The chocolate industry has realized that sustainability makes both ethical and business sense, and is investing heavily in new approaches to improve in this area, according to data and analytics provider GlobalData.
The global chocolate industry is worth $92 billion (USD) and is forecast to grow at a compound annual growth rate of 3.97 percent between 2016 and 2021. However, the prospect of sustained growth for such a large industry has led to concerns over whether production can match demand in a sustainable manner.
Ryan Choi, Consumer Analyst at GlobalData, notes: “Confectionery giant Mondelez has recently begun to implement more sustainable practices within its cocoa supply chain in Ghana. Meanwhile, 41 players from the Swiss cocoa industry – including Nestlé and Lindt & Sprüngli – have pledged to source at least 80 percent of their cocoa-containing products from sustainable sources by 2025.”
Companies have also been searching for alternative sources of cocoa, in case there was ever a shortage of cocoa beans. Alternative ingredients – such as jack fruit seeds, which give off a similar aroma to chocolate once fermented and roasted – are being considered.

----------

> _Set of tasks_
(1) In the chocolate industry article, what percentage of their cocoa-containing products have the 41 Swiss cocoa industry players pledged to source sustainably by 2025?
(2) Carry on the chocolate industry article from its last sentence.

[Bounding box prediction data]
----------

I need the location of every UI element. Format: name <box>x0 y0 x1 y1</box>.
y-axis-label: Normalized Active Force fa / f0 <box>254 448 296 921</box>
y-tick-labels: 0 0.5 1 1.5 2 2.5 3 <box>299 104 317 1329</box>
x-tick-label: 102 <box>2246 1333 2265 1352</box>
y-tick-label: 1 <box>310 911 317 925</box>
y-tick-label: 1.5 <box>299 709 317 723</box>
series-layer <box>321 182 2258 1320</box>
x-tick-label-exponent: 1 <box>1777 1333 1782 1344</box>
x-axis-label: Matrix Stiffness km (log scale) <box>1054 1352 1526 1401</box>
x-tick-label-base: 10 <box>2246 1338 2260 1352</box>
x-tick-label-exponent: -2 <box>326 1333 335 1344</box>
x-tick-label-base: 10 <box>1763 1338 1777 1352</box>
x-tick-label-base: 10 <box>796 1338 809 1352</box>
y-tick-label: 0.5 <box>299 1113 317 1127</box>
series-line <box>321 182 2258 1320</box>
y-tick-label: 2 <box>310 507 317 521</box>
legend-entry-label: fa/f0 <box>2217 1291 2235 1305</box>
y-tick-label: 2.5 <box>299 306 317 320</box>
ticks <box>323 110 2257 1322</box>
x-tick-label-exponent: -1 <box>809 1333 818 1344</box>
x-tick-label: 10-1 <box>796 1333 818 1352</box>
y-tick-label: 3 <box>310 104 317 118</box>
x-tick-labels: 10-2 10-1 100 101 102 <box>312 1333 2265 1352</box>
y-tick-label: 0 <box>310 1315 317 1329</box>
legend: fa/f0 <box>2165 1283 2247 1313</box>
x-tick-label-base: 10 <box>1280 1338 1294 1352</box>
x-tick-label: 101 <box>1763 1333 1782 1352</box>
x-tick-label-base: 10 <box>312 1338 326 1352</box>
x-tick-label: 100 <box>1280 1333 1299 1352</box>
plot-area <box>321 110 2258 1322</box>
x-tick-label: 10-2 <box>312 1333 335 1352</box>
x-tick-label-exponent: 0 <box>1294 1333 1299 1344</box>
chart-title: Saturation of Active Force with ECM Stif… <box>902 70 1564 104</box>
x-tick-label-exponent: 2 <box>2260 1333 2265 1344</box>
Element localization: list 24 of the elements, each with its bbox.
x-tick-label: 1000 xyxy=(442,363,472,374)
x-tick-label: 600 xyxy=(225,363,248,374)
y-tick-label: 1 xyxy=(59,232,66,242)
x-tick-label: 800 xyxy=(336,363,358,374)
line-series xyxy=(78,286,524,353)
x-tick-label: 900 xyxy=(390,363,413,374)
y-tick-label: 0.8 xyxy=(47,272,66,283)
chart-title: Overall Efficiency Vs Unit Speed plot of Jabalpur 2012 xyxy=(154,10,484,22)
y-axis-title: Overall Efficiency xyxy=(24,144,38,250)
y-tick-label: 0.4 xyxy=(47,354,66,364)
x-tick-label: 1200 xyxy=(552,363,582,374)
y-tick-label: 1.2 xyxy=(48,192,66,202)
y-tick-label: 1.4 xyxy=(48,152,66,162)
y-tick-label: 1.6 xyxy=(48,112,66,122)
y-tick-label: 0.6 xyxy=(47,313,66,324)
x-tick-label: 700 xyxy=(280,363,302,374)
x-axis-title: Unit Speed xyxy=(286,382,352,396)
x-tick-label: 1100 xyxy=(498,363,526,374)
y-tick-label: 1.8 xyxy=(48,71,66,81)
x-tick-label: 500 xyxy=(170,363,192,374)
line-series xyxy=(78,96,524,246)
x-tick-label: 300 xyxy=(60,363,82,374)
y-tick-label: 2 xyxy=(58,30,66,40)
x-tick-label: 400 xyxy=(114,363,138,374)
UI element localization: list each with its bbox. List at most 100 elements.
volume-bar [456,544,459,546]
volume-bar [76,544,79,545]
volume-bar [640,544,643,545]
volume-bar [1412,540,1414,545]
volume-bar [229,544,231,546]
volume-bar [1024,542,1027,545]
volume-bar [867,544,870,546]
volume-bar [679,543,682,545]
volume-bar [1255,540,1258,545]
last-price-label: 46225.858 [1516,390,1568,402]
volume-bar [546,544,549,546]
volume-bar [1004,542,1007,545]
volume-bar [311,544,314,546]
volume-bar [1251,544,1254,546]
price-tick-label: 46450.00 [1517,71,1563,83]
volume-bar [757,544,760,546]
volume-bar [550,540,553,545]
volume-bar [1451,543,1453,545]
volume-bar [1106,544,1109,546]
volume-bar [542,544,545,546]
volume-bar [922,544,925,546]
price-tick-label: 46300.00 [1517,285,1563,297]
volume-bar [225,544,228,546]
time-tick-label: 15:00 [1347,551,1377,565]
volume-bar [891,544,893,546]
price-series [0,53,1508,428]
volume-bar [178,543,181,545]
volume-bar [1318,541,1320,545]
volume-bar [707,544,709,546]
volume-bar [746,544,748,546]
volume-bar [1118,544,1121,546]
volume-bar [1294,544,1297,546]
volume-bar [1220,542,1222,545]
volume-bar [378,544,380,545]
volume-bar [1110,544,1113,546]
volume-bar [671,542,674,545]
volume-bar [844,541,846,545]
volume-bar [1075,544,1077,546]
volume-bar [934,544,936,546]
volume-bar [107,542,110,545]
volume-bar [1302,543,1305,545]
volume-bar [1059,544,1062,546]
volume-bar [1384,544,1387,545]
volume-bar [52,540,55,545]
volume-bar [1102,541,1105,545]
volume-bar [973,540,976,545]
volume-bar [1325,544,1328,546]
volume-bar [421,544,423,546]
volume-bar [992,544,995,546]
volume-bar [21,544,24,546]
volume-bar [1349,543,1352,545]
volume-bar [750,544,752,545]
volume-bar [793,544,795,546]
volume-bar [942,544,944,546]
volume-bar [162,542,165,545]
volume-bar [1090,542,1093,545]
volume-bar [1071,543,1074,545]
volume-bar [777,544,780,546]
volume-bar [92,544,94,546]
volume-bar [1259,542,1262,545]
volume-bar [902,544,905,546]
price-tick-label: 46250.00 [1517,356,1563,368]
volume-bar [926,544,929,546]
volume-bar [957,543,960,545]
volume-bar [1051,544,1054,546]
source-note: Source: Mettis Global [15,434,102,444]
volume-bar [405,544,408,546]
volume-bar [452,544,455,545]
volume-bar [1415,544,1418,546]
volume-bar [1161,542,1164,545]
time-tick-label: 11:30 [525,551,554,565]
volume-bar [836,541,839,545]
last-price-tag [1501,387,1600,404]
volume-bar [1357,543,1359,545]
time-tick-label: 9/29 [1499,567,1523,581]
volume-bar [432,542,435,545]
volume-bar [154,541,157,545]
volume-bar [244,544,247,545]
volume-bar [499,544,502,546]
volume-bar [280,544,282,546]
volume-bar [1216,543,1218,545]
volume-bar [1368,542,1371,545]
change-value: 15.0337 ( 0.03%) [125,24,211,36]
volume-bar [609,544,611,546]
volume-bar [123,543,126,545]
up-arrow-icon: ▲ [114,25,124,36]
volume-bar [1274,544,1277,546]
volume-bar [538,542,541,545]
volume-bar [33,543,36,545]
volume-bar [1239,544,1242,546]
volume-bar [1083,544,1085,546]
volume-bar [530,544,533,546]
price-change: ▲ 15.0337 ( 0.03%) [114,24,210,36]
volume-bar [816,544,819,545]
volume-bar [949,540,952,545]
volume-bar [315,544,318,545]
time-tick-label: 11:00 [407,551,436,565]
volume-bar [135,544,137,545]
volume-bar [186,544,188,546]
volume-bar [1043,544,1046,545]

----------

> _Answers by item number_
(1) At least 80 percent.

(2)
Choi comments: “The success of these alternatives will be based on how well they are able to recreate the taste of chocolate and how well it is received by the public, as the inability to recreate the original flavour can often be the downfall for products using alternative ingredients.”
Many confectionery companies had already implemented fair trade or sustainability initiatives in the last decade. For example, Cadbury’s started working with the Fairtrade Foundation in 2009 to support cocoa farmers and increase crop yields. It didn’t take long for confectioners to realize the benefits of pooling resources when socially responsible policies could improve crop yield and the quality of cocoa.
Choi concludes: “As a result confectionery companies are now looking to invest even more resources into this area, and some have set challenging pledges, with Mars looking to be 100 percent sustainable by 2020.”